TASK OBJECTIVE: Write out every entry word for word.

MATERIAL TO PROCESS:
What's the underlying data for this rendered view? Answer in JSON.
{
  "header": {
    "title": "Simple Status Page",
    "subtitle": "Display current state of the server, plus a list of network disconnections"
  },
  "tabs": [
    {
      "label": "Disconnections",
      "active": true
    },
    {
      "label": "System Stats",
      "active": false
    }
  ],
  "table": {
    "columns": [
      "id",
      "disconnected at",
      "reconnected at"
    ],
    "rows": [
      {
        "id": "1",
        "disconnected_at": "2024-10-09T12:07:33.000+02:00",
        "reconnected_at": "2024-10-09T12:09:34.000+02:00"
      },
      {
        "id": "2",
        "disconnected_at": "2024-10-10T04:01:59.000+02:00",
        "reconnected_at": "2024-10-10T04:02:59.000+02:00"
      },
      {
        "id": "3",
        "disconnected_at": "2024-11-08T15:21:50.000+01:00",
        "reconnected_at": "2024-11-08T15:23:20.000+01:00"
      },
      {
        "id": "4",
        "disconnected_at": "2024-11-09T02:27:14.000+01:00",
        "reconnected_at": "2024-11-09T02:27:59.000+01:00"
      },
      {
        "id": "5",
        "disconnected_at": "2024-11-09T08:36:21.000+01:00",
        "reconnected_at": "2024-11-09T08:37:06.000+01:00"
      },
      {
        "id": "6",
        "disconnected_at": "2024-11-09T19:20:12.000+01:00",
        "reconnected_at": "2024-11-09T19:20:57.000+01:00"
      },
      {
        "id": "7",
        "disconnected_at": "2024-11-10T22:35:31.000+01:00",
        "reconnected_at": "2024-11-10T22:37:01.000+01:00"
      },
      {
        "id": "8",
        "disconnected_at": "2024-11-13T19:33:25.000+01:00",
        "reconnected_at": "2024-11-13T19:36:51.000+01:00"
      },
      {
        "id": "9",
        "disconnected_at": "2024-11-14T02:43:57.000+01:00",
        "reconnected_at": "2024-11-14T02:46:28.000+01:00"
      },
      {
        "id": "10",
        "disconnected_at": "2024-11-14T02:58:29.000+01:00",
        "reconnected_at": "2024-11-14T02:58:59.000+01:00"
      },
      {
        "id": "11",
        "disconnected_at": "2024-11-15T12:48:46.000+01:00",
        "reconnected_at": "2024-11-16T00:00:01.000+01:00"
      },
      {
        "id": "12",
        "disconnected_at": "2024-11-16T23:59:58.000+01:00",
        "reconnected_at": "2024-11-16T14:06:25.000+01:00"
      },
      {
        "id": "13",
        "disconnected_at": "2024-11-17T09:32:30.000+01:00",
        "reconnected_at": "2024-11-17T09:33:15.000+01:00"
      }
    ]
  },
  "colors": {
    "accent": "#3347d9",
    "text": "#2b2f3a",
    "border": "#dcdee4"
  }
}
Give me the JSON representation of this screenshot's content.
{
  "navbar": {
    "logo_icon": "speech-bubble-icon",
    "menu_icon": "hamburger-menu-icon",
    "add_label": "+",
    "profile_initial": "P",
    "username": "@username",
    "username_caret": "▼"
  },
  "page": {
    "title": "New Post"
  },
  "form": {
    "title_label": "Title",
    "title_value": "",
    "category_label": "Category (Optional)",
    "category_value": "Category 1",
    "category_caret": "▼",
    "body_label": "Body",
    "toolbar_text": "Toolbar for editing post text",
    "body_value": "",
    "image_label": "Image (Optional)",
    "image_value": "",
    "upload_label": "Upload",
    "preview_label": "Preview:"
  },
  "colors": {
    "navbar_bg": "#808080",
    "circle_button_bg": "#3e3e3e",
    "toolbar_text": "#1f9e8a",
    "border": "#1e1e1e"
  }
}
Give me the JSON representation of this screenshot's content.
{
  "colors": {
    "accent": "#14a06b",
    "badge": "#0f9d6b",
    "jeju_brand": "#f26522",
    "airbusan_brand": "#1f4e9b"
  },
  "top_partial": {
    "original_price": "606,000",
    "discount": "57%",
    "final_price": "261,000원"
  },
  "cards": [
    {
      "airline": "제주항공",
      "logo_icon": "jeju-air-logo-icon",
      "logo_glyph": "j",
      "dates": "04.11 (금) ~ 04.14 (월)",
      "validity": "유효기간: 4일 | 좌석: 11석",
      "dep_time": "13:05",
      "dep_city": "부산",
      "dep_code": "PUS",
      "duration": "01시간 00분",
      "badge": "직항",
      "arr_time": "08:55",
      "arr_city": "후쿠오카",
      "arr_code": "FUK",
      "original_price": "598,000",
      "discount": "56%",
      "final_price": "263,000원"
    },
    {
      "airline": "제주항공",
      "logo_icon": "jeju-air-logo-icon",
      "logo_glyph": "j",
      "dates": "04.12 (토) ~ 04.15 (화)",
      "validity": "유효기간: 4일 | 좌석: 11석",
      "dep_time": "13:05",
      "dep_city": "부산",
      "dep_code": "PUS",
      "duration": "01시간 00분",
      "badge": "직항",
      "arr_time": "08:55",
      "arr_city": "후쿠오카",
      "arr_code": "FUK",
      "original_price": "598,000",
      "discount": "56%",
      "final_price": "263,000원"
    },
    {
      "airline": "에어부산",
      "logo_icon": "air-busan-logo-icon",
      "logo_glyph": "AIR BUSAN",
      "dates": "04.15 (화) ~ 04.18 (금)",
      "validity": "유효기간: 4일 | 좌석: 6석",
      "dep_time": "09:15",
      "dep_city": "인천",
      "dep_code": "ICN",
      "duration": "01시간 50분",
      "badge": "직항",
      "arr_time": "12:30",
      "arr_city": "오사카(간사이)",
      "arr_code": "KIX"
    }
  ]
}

TASK RESULT:
What's the underlying data for this rendered view? Answer in JSON.
{
  "header": {
    "title": "Simple Status Page",
    "subtitle": "Display current state of the server, plus a list of network disconnections"
  },
  "tabs": [
    {
      "label": "Disconnections",
      "active": true
    },
    {
      "label": "System Stats",
      "active": false
    }
  ],
  "table": {
    "columns": [
      "id",
      "disconnected at",
      "reconnected at"
    ],
    "rows": [
      {
        "id": "1",
        "disconnected_at": "2024-10-09T12:07:33.000+02:00",
        "reconnected_at": "2024-10-09T12:09:34.000+02:00"
      },
      {
        "id": "2",
        "disconnected_at": "2024-10-10T04:01:59.000+02:00",
        "reconnected_at": "2024-10-10T04:02:59.000+02:00"
      },
      {
        "id": "3",
        "disconnected_at": "2024-11-08T15:21:50.000+01:00",
        "reconnected_at": "2024-11-08T15:23:20.000+01:00"
      },
      {
        "id": "4",
        "disconnected_at": "2024-11-09T02:27:14.000+01:00",
        "reconnected_at": "2024-11-09T02:27:59.000+01:00"
      },
      {
        "id": "5",
        "disconnected_at": "2024-11-09T08:36:21.000+01:00",
        "reconnected_at": "2024-11-09T08:37:06.000+01:00"
      },
      {
        "id": "6",
        "disconnected_at": "2024-11-09T19:20:12.000+01:00",
        "reconnected_at": "2024-11-09T19:20:57.000+01:00"
      },
      {
        "id": "7",
        "disconnected_at": "2024-11-10T22:35:31.000+01:00",
        "reconnected_at": "2024-11-10T22:37:01.000+01:00"
      },
      {
        "id": "8",
        "disconnected_at": "2024-11-13T19:33:25.000+01:00",
        "reconnected_at": "2024-11-13T19:36:51.000+01:00"
      },
      {
        "id": "9",
        "disconnected_at": "2024-11-14T02:43:57.000+01:00",
        "reconnected_at": "2024-11-14T02:46:28.000+01:00"
      },
      {
        "id": "10",
        "disconnected_at": "2024-11-14T02:58:29.000+01:00",
        "reconnected_at": "2024-11-14T02:58:59.000+01:00"
      },
      {
        "id": "11",
        "disconnected_at": "2024-11-15T12:48:46.000+01:00",
        "reconnected_at": "2024-11-16T00:00:01.000+01:00"
      },
      {
        "id": "12",
        "disconnected_at": "2024-11-16T23:59:58.000+01:00",
        "reconnected_at": "2024-11-16T14:06:25.000+01:00"
      },
      {
        "id": "13",
        "disconnected_at": "2024-11-17T09:32:30.000+01:00",
        "reconnected_at": "2024-11-17T09:33:15.000+01:00"
      }
    ]
  },
  "colors": {
    "accent": "#3347d9",
    "text": "#2b2f3a",
    "border": "#dcdee4"
  }
}
Give me the JSON representation of this screenshot's content.
{
  "navbar": {
    "logo_icon": "speech-bubble-icon",
    "menu_icon": "hamburger-menu-icon",
    "add_label": "+",
    "profile_initial": "P",
    "username": "@username",
    "username_caret": "▼"
  },
  "page": {
    "title": "New Post"
  },
  "form": {
    "title_label": "Title",
    "title_value": "",
    "category_label": "Category (Optional)",
    "category_value": "Category 1",
    "category_caret": "▼",
    "body_label": "Body",
    "toolbar_text": "Toolbar for editing post text",
    "body_value": "",
    "image_label": "Image (Optional)",
    "image_value": "",
    "upload_label": "Upload",
    "preview_label": "Preview:"
  },
  "colors": {
    "navbar_bg": "#808080",
    "circle_button_bg": "#3e3e3e",
    "toolbar_text": "#1f9e8a",
    "border": "#1e1e1e"
  }
}
Give me the JSON representation of this screenshot's content.
{
  "colors": {
    "accent": "#14a06b",
    "badge": "#0f9d6b",
    "jeju_brand": "#f26522",
    "airbusan_brand": "#1f4e9b"
  },
  "top_partial": {
    "original_price": "606,000",
    "discount": "57%",
    "final_price": "261,000원"
  },
  "cards": [
    {
      "airline": "제주항공",
      "logo_icon": "jeju-air-logo-icon",
      "logo_glyph": "j",
      "dates": "04.11 (금) ~ 04.14 (월)",
      "validity": "유효기간: 4일 | 좌석: 11석",
      "dep_time": "13:05",
      "dep_city": "부산",
      "dep_code": "PUS",
      "duration": "01시간 00분",
      "badge": "직항",
      "arr_time": "08:55",
      "arr_city": "후쿠오카",
      "arr_code": "FUK",
      "original_price": "598,000",
      "discount": "56%",
      "final_price": "263,000원"
    },
    {
      "airline": "제주항공",
      "logo_icon": "jeju-air-logo-icon",
      "logo_glyph": "j",
      "dates": "04.12 (토) ~ 04.15 (화)",
      "validity": "유효기간: 4일 | 좌석: 11석",
      "dep_time": "13:05",
      "dep_city": "부산",
      "dep_code": "PUS",
      "duration": "01시간 00분",
      "badge": "직항",
      "arr_time": "08:55",
      "arr_city": "후쿠오카",
      "arr_code": "FUK",
      "original_price": "598,000",
      "discount": "56%",
      "final_price": "263,000원"
    },
    {
      "airline": "에어부산",
      "logo_icon": "air-busan-logo-icon",
      "logo_glyph": "AIR BUSAN",
      "dates": "04.15 (화) ~ 04.18 (금)",
      "validity": "유효기간: 4일 | 좌석: 6석",
      "dep_time": "09:15",
      "dep_city": "인천",
      "dep_code": "ICN",
      "duration": "01시간 50분",
      "badge": "직항",
      "arr_time": "12:30",
      "arr_city": "오사카(간사이)",
      "arr_code": "KIX"
    }
  ]
}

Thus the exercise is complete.